The listing below must be repeated word for word, with its images excluded.

** Start of RAW RECORDS **

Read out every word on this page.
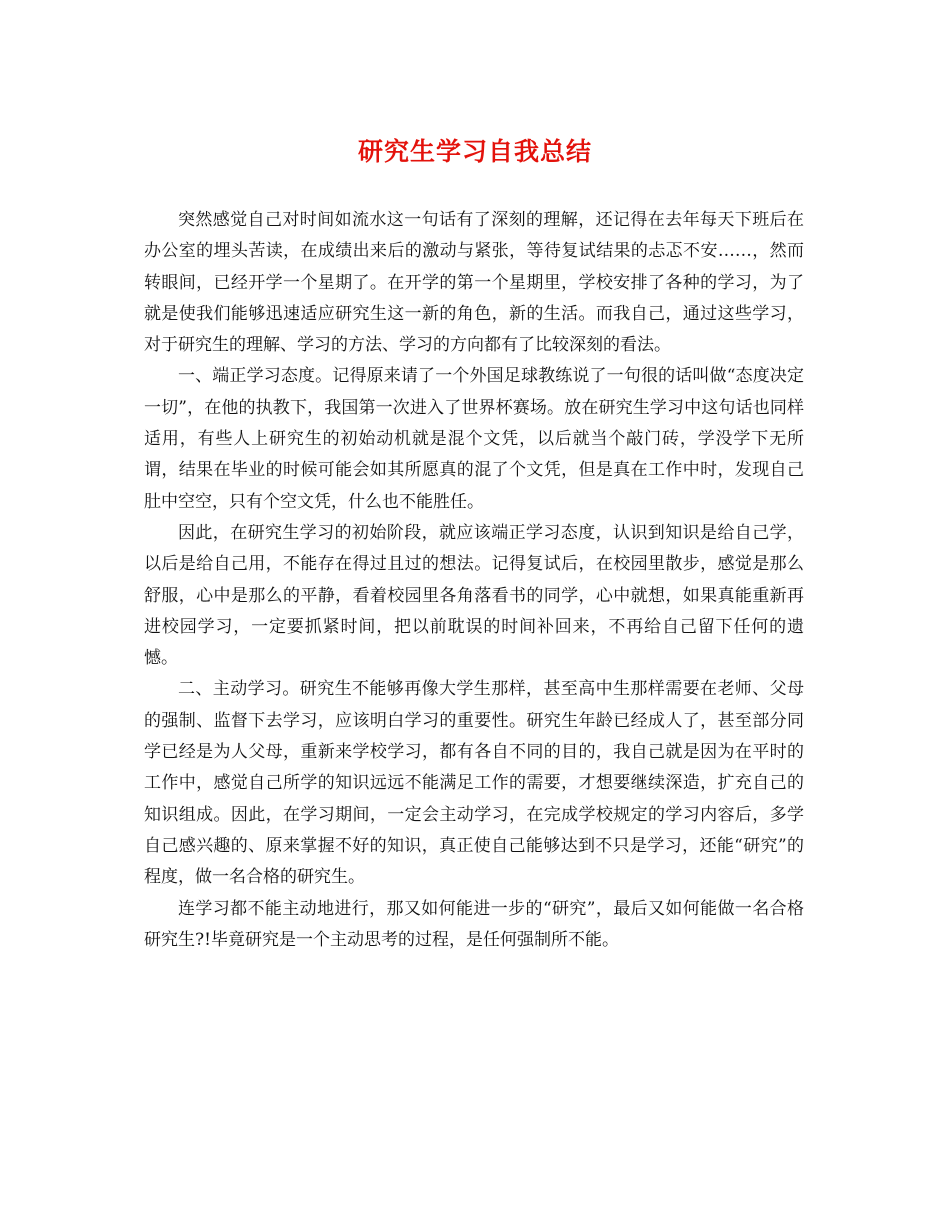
研究生学习自我总结

突然感觉自己对时间如流水这一句话有了深刻的理解，还记得在去年每天下班后在办公室的埋头苦读，在成绩出来后的激动与紧张，等待复试结果的忐忑不安……，然而转眼间，已经开学一个星期了。在开学的第一个星期里，学校安排了各种的学习，为了就是使我们能够迅速适应研究生这一新的角色，新的生活。而我自己，通过这些学习，对于研究生的理解、学习的方法、学习的方向都有了比较深刻的看法。

一、端正学习态度。记得原来请了一个外国足球教练说了一句很的话叫做“态度决定一切”，在他的执教下，我国第一次进入了世界杯赛场。放在研究生学习中这句话也同样适用，有些人上研究生的初始动机就是混个文凭，以后就当个敲门砖，学没学下无所谓，结果在毕业的时候可能会如其所愿真的混了个文凭，但是真在工作中时，发现自己肚中空空，只有个空文凭，什么也不能胜任。

因此，在研究生学习的初始阶段，就应该端正学习态度，认识到知识是给自己学，以后是给自己用，不能存在得过且过的想法。记得复试后，在校园里散步，感觉是那么舒服，心中是那么的平静，看着校园里各角落看书的同学，心中就想，如果真能重新再进校园学习，一定要抓紧时间，把以前耽误的时间补回来，不再给自己留下任何的遗憾。

二、主动学习。研究生不能够再像大学生那样，甚至高中生那样需要在老师、父母的强制、监督下去学习，应该明白学习的重要性。研究生年龄已经成人了，甚至部分同学已经是为人父母，重新来学校学习，都有各自不同的目的，我自己就是因为在平时的工作中，感觉自己所学的知识远远不能满足工作的需要，才想要继续深造，扩充自己的知识组成。因此，在学习期间，一定会主动学习，在完成学校规定的学习内容后，多学自己感兴趣的、原来掌握不好的知识，真正使自己能够达到不只是学习，还能“研究”的程度，做一名合格的研究生。

连学习都不能主动地进行，那又如何能进一步的“研究”，最后又如何能做一名合格研究生?!毕竟研究是一个主动思考的过程，是任何强制所不能。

** End of RAW RECORDS **

CORRECT ANSWER —
Read out every word on this page.
研究生学习自我总结

突然感觉自己对时间如流水这一句话有了深刻的理解，还记得在去年每天下班后在办公室的埋头苦读，在成绩出来后的激动与紧张，等待复试结果的忐忑不安……，然而转眼间，已经开学一个星期了。在开学的第一个星期里，学校安排了各种的学习，为了就是使我们能够迅速适应研究生这一新的角色，新的生活。而我自己，通过这些学习，对于研究生的理解、学习的方法、学习的方向都有了比较深刻的看法。

一、端正学习态度。记得原来请了一个外国足球教练说了一句很的话叫做“态度决定一切”，在他的执教下，我国第一次进入了世界杯赛场。放在研究生学习中这句话也同样适用，有些人上研究生的初始动机就是混个文凭，以后就当个敲门砖，学没学下无所谓，结果在毕业的时候可能会如其所愿真的混了个文凭，但是真在工作中时，发现自己肚中空空，只有个空文凭，什么也不能胜任。

因此，在研究生学习的初始阶段，就应该端正学习态度，认识到知识是给自己学，以后是给自己用，不能存在得过且过的想法。记得复试后，在校园里散步，感觉是那么舒服，心中是那么的平静，看着校园里各角落看书的同学，心中就想，如果真能重新再进校园学习，一定要抓紧时间，把以前耽误的时间补回来，不再给自己留下任何的遗憾。

二、主动学习。研究生不能够再像大学生那样，甚至高中生那样需要在老师、父母的强制、监督下去学习，应该明白学习的重要性。研究生年龄已经成人了，甚至部分同学已经是为人父母，重新来学校学习，都有各自不同的目的，我自己就是因为在平时的工作中，感觉自己所学的知识远远不能满足工作的需要，才想要继续深造，扩充自己的知识组成。因此，在学习期间，一定会主动学习，在完成学校规定的学习内容后，多学自己感兴趣的、原来掌握不好的知识，真正使自己能够达到不只是学习，还能“研究”的程度，做一名合格的研究生。

连学习都不能主动地进行，那又如何能进一步的“研究”，最后又如何能做一名合格研究生?!毕竟研究是一个主动思考的过程，是任何强制所不能。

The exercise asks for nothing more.